## YOUR GOAL
A verbatim copy of the records is required, with all pictures left out.

────────────────────

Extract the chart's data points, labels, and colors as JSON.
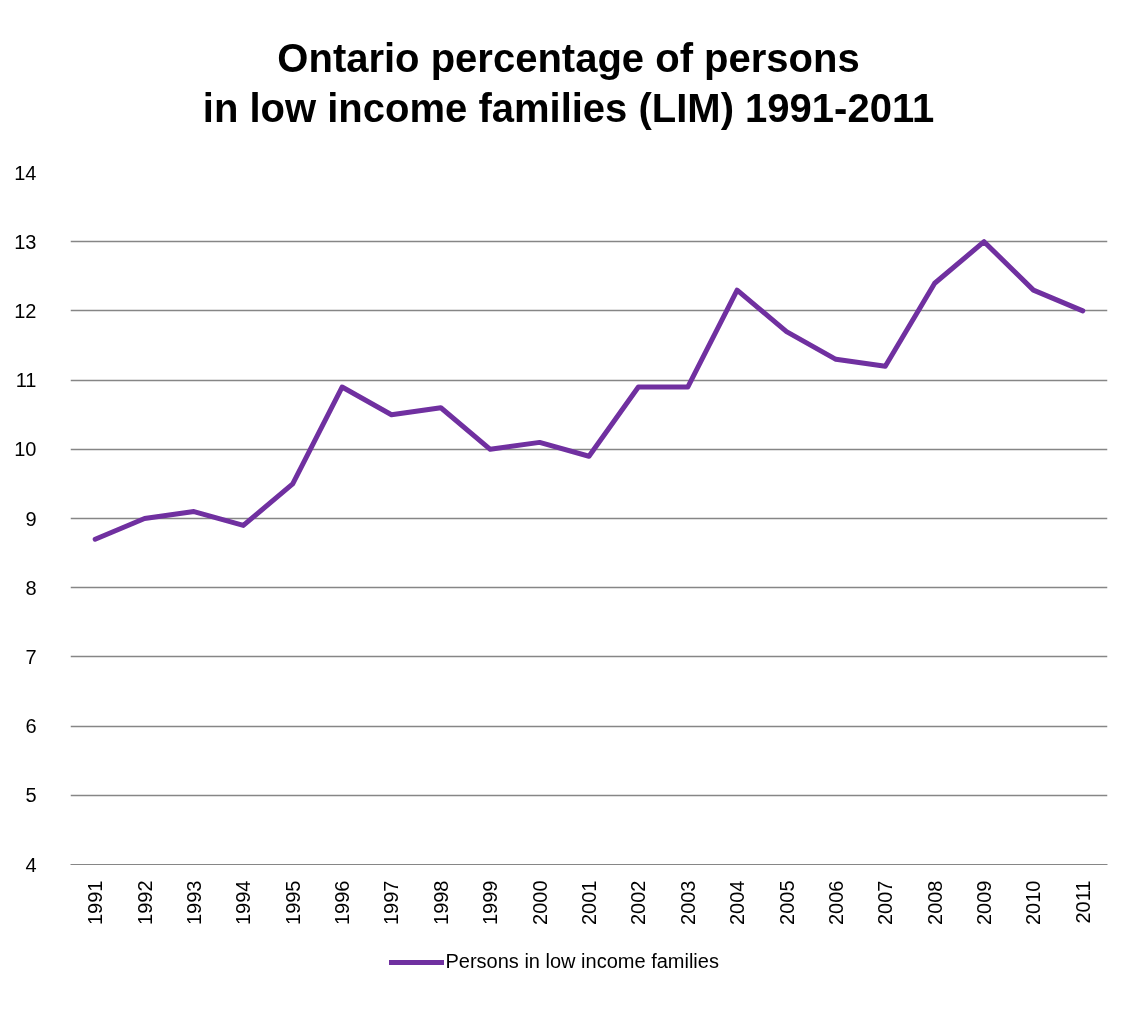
{
  "chart_data": {
    "type": "line",
    "title": "Ontario percentage of persons\nin low income families (LIM) 1991-2011",
    "categories": [
      "1991",
      "1992",
      "1993",
      "1994",
      "1995",
      "1996",
      "1997",
      "1998",
      "1999",
      "2000",
      "2001",
      "2002",
      "2003",
      "2004",
      "2005",
      "2006",
      "2007",
      "2008",
      "2009",
      "2010",
      "2011"
    ],
    "series": [
      {
        "name": "Persons in low income families",
        "color": "#7030a0",
        "values": [
          8.7,
          9.0,
          9.1,
          8.9,
          9.5,
          10.9,
          10.5,
          10.6,
          10.0,
          10.1,
          9.9,
          10.9,
          10.9,
          12.3,
          11.7,
          11.3,
          11.2,
          12.4,
          13.0,
          12.3,
          12.0
        ]
      }
    ],
    "ylim": [
      4,
      14
    ],
    "yticks": [
      4,
      5,
      6,
      7,
      8,
      9,
      10,
      11,
      12,
      13,
      14
    ],
    "grid": "y",
    "legend": "bottom",
    "line_style": "solid"
  }
}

────────────────────

## THE COMPLETED TASK
Extract the chart's data points, labels, and colors as JSON.
{
  "chart_data": {
    "type": "line",
    "title": "Ontario percentage of persons\nin low income families (LIM) 1991-2011",
    "categories": [
      "1991",
      "1992",
      "1993",
      "1994",
      "1995",
      "1996",
      "1997",
      "1998",
      "1999",
      "2000",
      "2001",
      "2002",
      "2003",
      "2004",
      "2005",
      "2006",
      "2007",
      "2008",
      "2009",
      "2010",
      "2011"
    ],
    "series": [
      {
        "name": "Persons in low income families",
        "color": "#7030a0",
        "values": [
          8.7,
          9.0,
          9.1,
          8.9,
          9.5,
          10.9,
          10.5,
          10.6,
          10.0,
          10.1,
          9.9,
          10.9,
          10.9,
          12.3,
          11.7,
          11.3,
          11.2,
          12.4,
          13.0,
          12.3,
          12.0
        ]
      }
    ],
    "ylim": [
      4,
      14
    ],
    "yticks": [
      4,
      5,
      6,
      7,
      8,
      9,
      10,
      11,
      12,
      13,
      14
    ],
    "grid": "y",
    "legend": "bottom",
    "line_style": "solid"
  }
}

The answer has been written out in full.